Data to process:
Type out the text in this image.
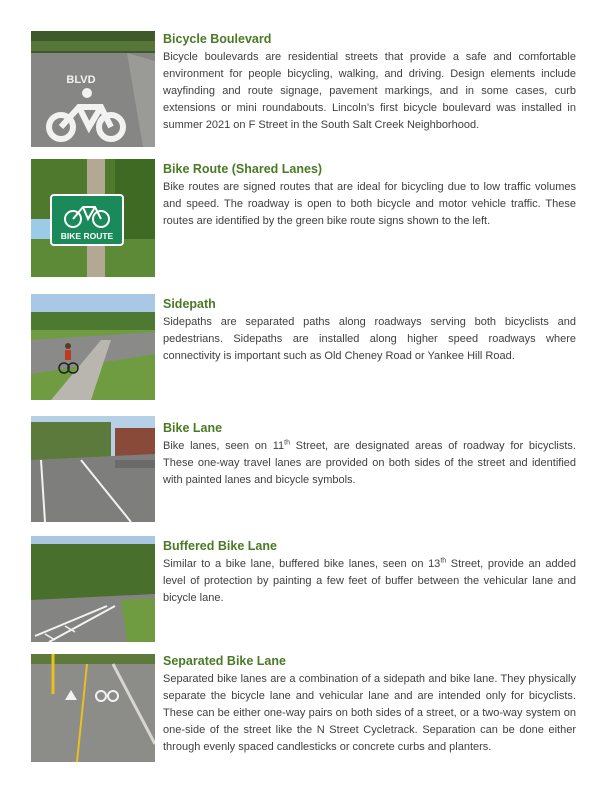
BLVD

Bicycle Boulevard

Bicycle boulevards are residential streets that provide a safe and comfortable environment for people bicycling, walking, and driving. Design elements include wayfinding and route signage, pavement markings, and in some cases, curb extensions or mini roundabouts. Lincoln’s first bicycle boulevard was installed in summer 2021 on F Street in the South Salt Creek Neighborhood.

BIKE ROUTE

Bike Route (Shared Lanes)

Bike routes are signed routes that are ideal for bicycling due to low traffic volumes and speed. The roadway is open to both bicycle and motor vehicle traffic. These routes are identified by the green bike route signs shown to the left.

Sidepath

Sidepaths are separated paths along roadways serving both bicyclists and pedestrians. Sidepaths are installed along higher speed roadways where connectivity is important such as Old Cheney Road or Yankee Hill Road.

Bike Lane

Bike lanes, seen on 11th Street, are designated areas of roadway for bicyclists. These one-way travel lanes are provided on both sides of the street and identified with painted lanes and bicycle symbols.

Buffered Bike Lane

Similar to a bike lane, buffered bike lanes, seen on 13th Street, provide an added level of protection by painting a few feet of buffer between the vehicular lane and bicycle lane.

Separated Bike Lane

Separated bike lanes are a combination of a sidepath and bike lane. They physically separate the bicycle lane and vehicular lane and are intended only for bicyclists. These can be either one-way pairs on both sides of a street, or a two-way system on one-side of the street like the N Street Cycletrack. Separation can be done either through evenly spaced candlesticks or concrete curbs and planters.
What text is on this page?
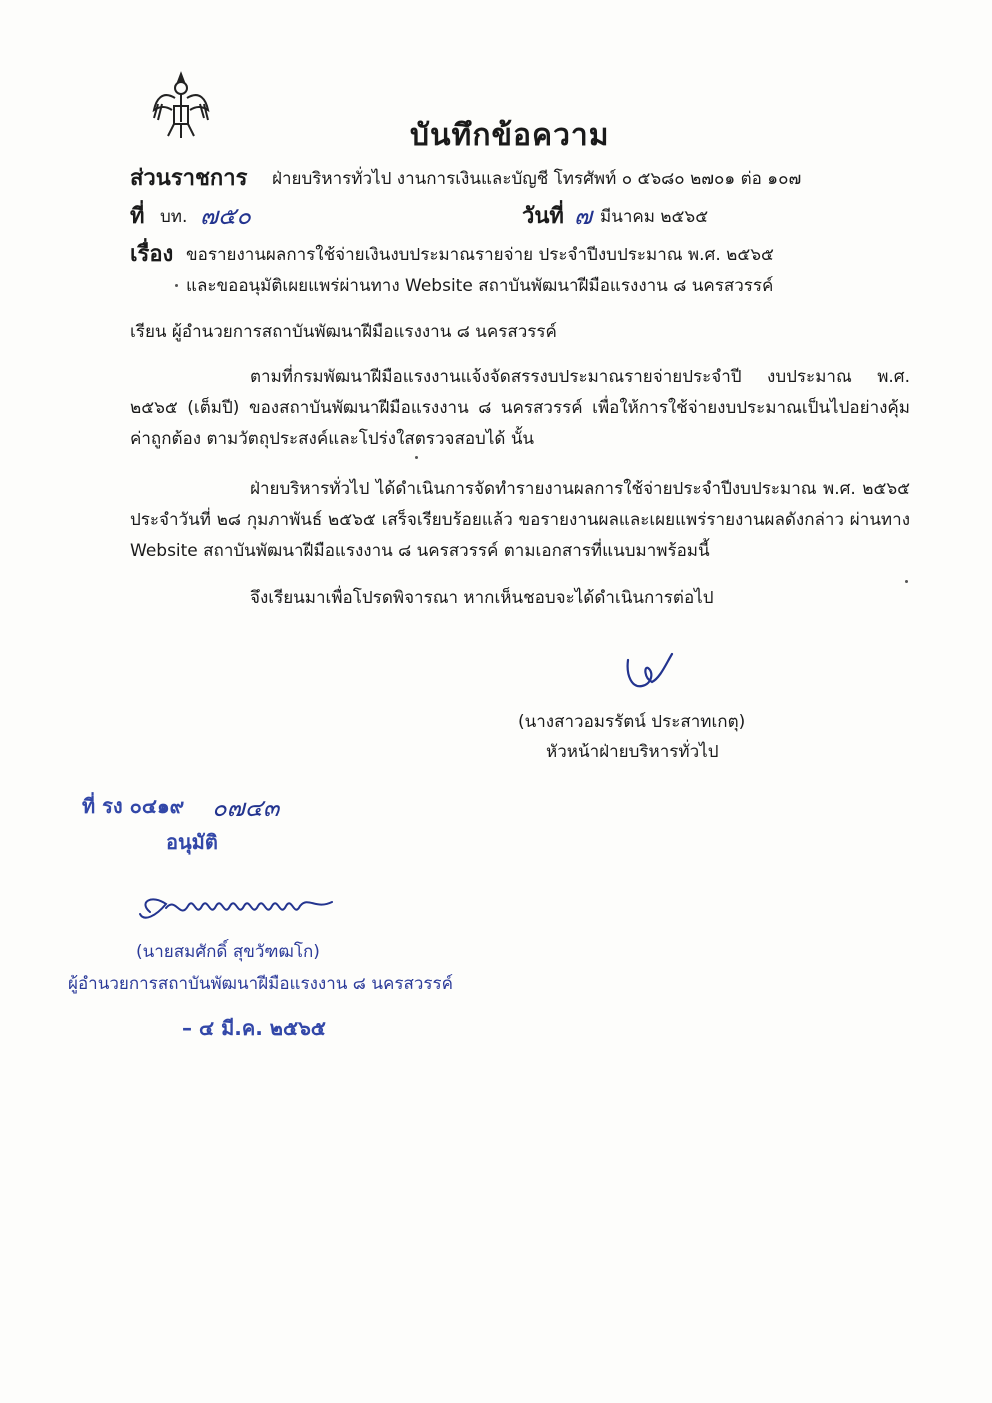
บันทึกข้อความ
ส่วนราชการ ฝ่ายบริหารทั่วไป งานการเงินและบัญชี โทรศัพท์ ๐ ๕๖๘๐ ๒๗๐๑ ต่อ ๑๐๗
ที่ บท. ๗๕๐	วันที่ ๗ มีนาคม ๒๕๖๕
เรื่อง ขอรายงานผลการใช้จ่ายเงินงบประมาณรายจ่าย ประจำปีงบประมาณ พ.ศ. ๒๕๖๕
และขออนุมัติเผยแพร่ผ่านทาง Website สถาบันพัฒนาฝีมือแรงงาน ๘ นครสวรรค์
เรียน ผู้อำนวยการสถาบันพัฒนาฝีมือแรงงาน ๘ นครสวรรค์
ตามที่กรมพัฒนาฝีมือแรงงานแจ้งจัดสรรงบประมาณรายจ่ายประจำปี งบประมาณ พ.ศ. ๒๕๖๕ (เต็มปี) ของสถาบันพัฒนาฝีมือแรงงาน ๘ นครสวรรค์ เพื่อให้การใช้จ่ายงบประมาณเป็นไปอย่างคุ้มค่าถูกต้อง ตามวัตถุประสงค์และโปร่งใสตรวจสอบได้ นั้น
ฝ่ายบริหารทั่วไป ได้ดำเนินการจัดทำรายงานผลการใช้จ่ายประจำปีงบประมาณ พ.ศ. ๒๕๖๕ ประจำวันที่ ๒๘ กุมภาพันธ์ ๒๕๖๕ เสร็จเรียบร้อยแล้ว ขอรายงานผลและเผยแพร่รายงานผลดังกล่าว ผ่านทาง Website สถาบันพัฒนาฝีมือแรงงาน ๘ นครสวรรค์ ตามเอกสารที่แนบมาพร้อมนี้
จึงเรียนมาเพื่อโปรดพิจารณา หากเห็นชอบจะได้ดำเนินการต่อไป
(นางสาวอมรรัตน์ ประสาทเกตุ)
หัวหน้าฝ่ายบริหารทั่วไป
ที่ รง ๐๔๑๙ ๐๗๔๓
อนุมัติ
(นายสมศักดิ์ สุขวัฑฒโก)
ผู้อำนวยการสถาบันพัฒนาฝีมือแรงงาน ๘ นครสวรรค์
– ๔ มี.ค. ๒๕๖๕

Task goal: Restate each of the entries above word for word and skip every image.

Exercise solution:
Type out the text in this image.
BLVD

Bicycle Boulevard

Bicycle boulevards are residential streets that provide a safe and comfortable environment for people bicycling, walking, and driving. Design elements include wayfinding and route signage, pavement markings, and in some cases, curb extensions or mini roundabouts. Lincoln’s first bicycle boulevard was installed in summer 2021 on F Street in the South Salt Creek Neighborhood.

BIKE ROUTE

Bike Route (Shared Lanes)

Bike routes are signed routes that are ideal for bicycling due to low traffic volumes and speed. The roadway is open to both bicycle and motor vehicle traffic. These routes are identified by the green bike route signs shown to the left.

Sidepath

Sidepaths are separated paths along roadways serving both bicyclists and pedestrians. Sidepaths are installed along higher speed roadways where connectivity is important such as Old Cheney Road or Yankee Hill Road.

Bike Lane

Bike lanes, seen on 11th Street, are designated areas of roadway for bicyclists. These one-way travel lanes are provided on both sides of the street and identified with painted lanes and bicycle symbols.

Buffered Bike Lane

Similar to a bike lane, buffered bike lanes, seen on 13th Street, provide an added level of protection by painting a few feet of buffer between the vehicular lane and bicycle lane.

Separated Bike Lane

Separated bike lanes are a combination of a sidepath and bike lane. They physically separate the bicycle lane and vehicular lane and are intended only for bicyclists. These can be either one-way pairs on both sides of a street, or a two-way system on one-side of the street like the N Street Cycletrack. Separation can be done either through evenly spaced candlesticks or concrete curbs and planters.
What text is on this page?
บันทึกข้อความ
ส่วนราชการ ฝ่ายบริหารทั่วไป งานการเงินและบัญชี โทรศัพท์ ๐ ๕๖๘๐ ๒๗๐๑ ต่อ ๑๐๗
ที่ บท. ๗๕๐	วันที่ ๗ มีนาคม ๒๕๖๕
เรื่อง ขอรายงานผลการใช้จ่ายเงินงบประมาณรายจ่าย ประจำปีงบประมาณ พ.ศ. ๒๕๖๕
และขออนุมัติเผยแพร่ผ่านทาง Website สถาบันพัฒนาฝีมือแรงงาน ๘ นครสวรรค์
เรียน ผู้อำนวยการสถาบันพัฒนาฝีมือแรงงาน ๘ นครสวรรค์
ตามที่กรมพัฒนาฝีมือแรงงานแจ้งจัดสรรงบประมาณรายจ่ายประจำปี งบประมาณ พ.ศ. ๒๕๖๕ (เต็มปี) ของสถาบันพัฒนาฝีมือแรงงาน ๘ นครสวรรค์ เพื่อให้การใช้จ่ายงบประมาณเป็นไปอย่างคุ้มค่าถูกต้อง ตามวัตถุประสงค์และโปร่งใสตรวจสอบได้ นั้น
ฝ่ายบริหารทั่วไป ได้ดำเนินการจัดทำรายงานผลการใช้จ่ายประจำปีงบประมาณ พ.ศ. ๒๕๖๕ ประจำวันที่ ๒๘ กุมภาพันธ์ ๒๕๖๕ เสร็จเรียบร้อยแล้ว ขอรายงานผลและเผยแพร่รายงานผลดังกล่าว ผ่านทาง Website สถาบันพัฒนาฝีมือแรงงาน ๘ นครสวรรค์ ตามเอกสารที่แนบมาพร้อมนี้
จึงเรียนมาเพื่อโปรดพิจารณา หากเห็นชอบจะได้ดำเนินการต่อไป
(นางสาวอมรรัตน์ ประสาทเกตุ)
หัวหน้าฝ่ายบริหารทั่วไป
ที่ รง ๐๔๑๙ ๐๗๔๓
อนุมัติ
(นายสมศักดิ์ สุขวัฑฒโก)
ผู้อำนวยการสถาบันพัฒนาฝีมือแรงงาน ๘ นครสวรรค์
– ๔ มี.ค. ๒๕๖๕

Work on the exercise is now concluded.